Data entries

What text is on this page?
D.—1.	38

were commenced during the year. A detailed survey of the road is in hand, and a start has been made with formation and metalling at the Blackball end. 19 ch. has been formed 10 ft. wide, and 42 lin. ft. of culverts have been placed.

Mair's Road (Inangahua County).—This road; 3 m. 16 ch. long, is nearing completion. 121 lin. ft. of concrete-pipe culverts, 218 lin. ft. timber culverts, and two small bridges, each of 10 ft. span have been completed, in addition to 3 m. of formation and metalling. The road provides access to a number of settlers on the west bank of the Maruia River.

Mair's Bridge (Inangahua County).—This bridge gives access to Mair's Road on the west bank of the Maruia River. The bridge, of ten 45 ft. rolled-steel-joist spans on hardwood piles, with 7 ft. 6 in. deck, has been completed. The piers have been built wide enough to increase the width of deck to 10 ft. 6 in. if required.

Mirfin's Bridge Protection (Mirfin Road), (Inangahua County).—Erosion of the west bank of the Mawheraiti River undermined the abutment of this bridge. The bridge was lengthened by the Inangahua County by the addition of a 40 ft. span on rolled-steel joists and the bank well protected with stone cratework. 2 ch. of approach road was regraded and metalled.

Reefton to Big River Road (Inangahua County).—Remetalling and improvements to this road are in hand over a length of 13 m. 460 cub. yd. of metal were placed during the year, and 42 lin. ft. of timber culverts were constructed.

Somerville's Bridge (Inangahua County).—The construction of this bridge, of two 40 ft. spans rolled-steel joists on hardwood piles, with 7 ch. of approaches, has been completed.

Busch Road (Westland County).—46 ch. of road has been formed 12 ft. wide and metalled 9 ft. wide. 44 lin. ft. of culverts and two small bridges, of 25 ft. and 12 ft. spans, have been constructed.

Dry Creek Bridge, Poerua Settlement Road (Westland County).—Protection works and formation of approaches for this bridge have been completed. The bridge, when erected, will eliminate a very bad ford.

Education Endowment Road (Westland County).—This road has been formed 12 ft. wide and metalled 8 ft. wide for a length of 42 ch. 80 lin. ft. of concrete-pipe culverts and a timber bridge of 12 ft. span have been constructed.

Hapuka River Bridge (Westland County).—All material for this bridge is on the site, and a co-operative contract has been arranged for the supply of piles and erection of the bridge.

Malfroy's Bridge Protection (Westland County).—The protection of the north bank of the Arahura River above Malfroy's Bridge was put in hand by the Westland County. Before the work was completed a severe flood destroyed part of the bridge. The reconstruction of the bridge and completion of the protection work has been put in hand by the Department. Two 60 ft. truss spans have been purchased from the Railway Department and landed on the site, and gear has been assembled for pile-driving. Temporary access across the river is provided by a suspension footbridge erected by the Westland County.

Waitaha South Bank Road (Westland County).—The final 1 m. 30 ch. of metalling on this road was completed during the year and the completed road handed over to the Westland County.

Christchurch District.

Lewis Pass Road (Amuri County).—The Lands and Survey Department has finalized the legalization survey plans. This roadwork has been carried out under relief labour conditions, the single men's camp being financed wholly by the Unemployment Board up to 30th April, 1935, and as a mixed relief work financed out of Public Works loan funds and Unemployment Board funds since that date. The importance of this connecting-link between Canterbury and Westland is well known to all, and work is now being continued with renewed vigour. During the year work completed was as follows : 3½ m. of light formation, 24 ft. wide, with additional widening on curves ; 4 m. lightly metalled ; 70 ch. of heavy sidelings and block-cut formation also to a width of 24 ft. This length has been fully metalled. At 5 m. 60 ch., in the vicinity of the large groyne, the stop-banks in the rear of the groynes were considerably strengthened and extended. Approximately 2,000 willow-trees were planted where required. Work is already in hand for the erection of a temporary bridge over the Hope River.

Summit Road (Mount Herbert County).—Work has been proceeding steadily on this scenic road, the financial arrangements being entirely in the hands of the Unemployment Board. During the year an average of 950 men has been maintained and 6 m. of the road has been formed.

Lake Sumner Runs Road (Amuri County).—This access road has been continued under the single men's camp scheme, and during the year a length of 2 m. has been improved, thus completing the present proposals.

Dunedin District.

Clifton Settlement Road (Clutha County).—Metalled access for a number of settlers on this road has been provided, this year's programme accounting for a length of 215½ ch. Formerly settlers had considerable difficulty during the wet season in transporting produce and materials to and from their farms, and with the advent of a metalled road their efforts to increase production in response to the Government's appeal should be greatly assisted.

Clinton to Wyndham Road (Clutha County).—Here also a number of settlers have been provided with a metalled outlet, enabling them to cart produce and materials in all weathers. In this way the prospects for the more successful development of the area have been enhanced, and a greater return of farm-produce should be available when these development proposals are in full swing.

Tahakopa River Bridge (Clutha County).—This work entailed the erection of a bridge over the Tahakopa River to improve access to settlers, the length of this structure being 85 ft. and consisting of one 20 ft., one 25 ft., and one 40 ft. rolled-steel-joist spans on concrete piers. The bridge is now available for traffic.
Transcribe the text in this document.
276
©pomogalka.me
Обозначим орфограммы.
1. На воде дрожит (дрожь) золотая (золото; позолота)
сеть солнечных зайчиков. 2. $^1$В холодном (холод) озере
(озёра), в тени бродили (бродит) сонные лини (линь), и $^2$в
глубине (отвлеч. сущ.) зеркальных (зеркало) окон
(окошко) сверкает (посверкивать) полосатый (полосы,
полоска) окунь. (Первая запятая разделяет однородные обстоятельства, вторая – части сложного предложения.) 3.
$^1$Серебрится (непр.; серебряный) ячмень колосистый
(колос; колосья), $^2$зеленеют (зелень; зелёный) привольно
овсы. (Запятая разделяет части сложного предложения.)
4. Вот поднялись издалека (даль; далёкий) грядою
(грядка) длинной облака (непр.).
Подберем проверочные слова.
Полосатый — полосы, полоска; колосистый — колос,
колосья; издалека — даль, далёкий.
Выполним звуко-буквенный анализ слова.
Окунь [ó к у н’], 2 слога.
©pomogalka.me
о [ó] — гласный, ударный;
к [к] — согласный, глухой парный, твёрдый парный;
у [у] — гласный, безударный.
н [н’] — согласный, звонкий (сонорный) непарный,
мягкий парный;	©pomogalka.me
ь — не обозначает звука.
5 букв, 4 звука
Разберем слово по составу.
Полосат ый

Given request -
Can you restate every record above word for word?

Answer -
What text is on this page?
D.—1.	38

were commenced during the year. A detailed survey of the road is in hand, and a start has been made with formation and metalling at the Blackball end. 19 ch. has been formed 10 ft. wide, and 42 lin. ft. of culverts have been placed.

Mair's Road (Inangahua County).—This road; 3 m. 16 ch. long, is nearing completion. 121 lin. ft. of concrete-pipe culverts, 218 lin. ft. timber culverts, and two small bridges, each of 10 ft. span have been completed, in addition to 3 m. of formation and metalling. The road provides access to a number of settlers on the west bank of the Maruia River.

Mair's Bridge (Inangahua County).—This bridge gives access to Mair's Road on the west bank of the Maruia River. The bridge, of ten 45 ft. rolled-steel-joist spans on hardwood piles, with 7 ft. 6 in. deck, has been completed. The piers have been built wide enough to increase the width of deck to 10 ft. 6 in. if required.

Mirfin's Bridge Protection (Mirfin Road), (Inangahua County).—Erosion of the west bank of the Mawheraiti River undermined the abutment of this bridge. The bridge was lengthened by the Inangahua County by the addition of a 40 ft. span on rolled-steel joists and the bank well protected with stone cratework. 2 ch. of approach road was regraded and metalled.

Reefton to Big River Road (Inangahua County).—Remetalling and improvements to this road are in hand over a length of 13 m. 460 cub. yd. of metal were placed during the year, and 42 lin. ft. of timber culverts were constructed.

Somerville's Bridge (Inangahua County).—The construction of this bridge, of two 40 ft. spans rolled-steel joists on hardwood piles, with 7 ch. of approaches, has been completed.

Busch Road (Westland County).—46 ch. of road has been formed 12 ft. wide and metalled 9 ft. wide. 44 lin. ft. of culverts and two small bridges, of 25 ft. and 12 ft. spans, have been constructed.

Dry Creek Bridge, Poerua Settlement Road (Westland County).—Protection works and formation of approaches for this bridge have been completed. The bridge, when erected, will eliminate a very bad ford.

Education Endowment Road (Westland County).—This road has been formed 12 ft. wide and metalled 8 ft. wide for a length of 42 ch. 80 lin. ft. of concrete-pipe culverts and a timber bridge of 12 ft. span have been constructed.

Hapuka River Bridge (Westland County).—All material for this bridge is on the site, and a co-operative contract has been arranged for the supply of piles and erection of the bridge.

Malfroy's Bridge Protection (Westland County).—The protection of the north bank of the Arahura River above Malfroy's Bridge was put in hand by the Westland County. Before the work was completed a severe flood destroyed part of the bridge. The reconstruction of the bridge and completion of the protection work has been put in hand by the Department. Two 60 ft. truss spans have been purchased from the Railway Department and landed on the site, and gear has been assembled for pile-driving. Temporary access across the river is provided by a suspension footbridge erected by the Westland County.

Waitaha South Bank Road (Westland County).—The final 1 m. 30 ch. of metalling on this road was completed during the year and the completed road handed over to the Westland County.

Christchurch District.

Lewis Pass Road (Amuri County).—The Lands and Survey Department has finalized the legalization survey plans. This roadwork has been carried out under relief labour conditions, the single men's camp being financed wholly by the Unemployment Board up to 30th April, 1935, and as a mixed relief work financed out of Public Works loan funds and Unemployment Board funds since that date. The importance of this connecting-link between Canterbury and Westland is well known to all, and work is now being continued with renewed vigour. During the year work completed was as follows : 3½ m. of light formation, 24 ft. wide, with additional widening on curves ; 4 m. lightly metalled ; 70 ch. of heavy sidelings and block-cut formation also to a width of 24 ft. This length has been fully metalled. At 5 m. 60 ch., in the vicinity of the large groyne, the stop-banks in the rear of the groynes were considerably strengthened and extended. Approximately 2,000 willow-trees were planted where required. Work is already in hand for the erection of a temporary bridge over the Hope River.

Summit Road (Mount Herbert County).—Work has been proceeding steadily on this scenic road, the financial arrangements being entirely in the hands of the Unemployment Board. During the year an average of 950 men has been maintained and 6 m. of the road has been formed.

Lake Sumner Runs Road (Amuri County).—This access road has been continued under the single men's camp scheme, and during the year a length of 2 m. has been improved, thus completing the present proposals.

Dunedin District.

Clifton Settlement Road (Clutha County).—Metalled access for a number of settlers on this road has been provided, this year's programme accounting for a length of 215½ ch. Formerly settlers had considerable difficulty during the wet season in transporting produce and materials to and from their farms, and with the advent of a metalled road their efforts to increase production in response to the Government's appeal should be greatly assisted.

Clinton to Wyndham Road (Clutha County).—Here also a number of settlers have been provided with a metalled outlet, enabling them to cart produce and materials in all weathers. In this way the prospects for the more successful development of the area have been enhanced, and a greater return of farm-produce should be available when these development proposals are in full swing.

Tahakopa River Bridge (Clutha County).—This work entailed the erection of a bridge over the Tahakopa River to improve access to settlers, the length of this structure being 85 ft. and consisting of one 20 ft., one 25 ft., and one 40 ft. rolled-steel-joist spans on concrete piers. The bridge is now available for traffic.
Transcribe the text in this document.
276
©pomogalka.me
Обозначим орфограммы.
1. На воде дрожит (дрожь) золотая (золото; позолота)
сеть солнечных зайчиков. 2. $^1$В холодном (холод) озере
(озёра), в тени бродили (бродит) сонные лини (линь), и $^2$в
глубине (отвлеч. сущ.) зеркальных (зеркало) окон
(окошко) сверкает (посверкивать) полосатый (полосы,
полоска) окунь. (Первая запятая разделяет однородные обстоятельства, вторая – части сложного предложения.) 3.
$^1$Серебрится (непр.; серебряный) ячмень колосистый
(колос; колосья), $^2$зеленеют (зелень; зелёный) привольно
овсы. (Запятая разделяет части сложного предложения.)
4. Вот поднялись издалека (даль; далёкий) грядою
(грядка) длинной облака (непр.).
Подберем проверочные слова.
Полосатый — полосы, полоска; колосистый — колос,
колосья; издалека — даль, далёкий.
Выполним звуко-буквенный анализ слова.
Окунь [ó к у н’], 2 слога.
©pomogalka.me
о [ó] — гласный, ударный;
к [к] — согласный, глухой парный, твёрдый парный;
у [у] — гласный, безударный.
н [н’] — согласный, звонкий (сонорный) непарный,
мягкий парный;	©pomogalka.me
ь — не обозначает звука.
5 букв, 4 звука
Разберем слово по составу.
Полосат ый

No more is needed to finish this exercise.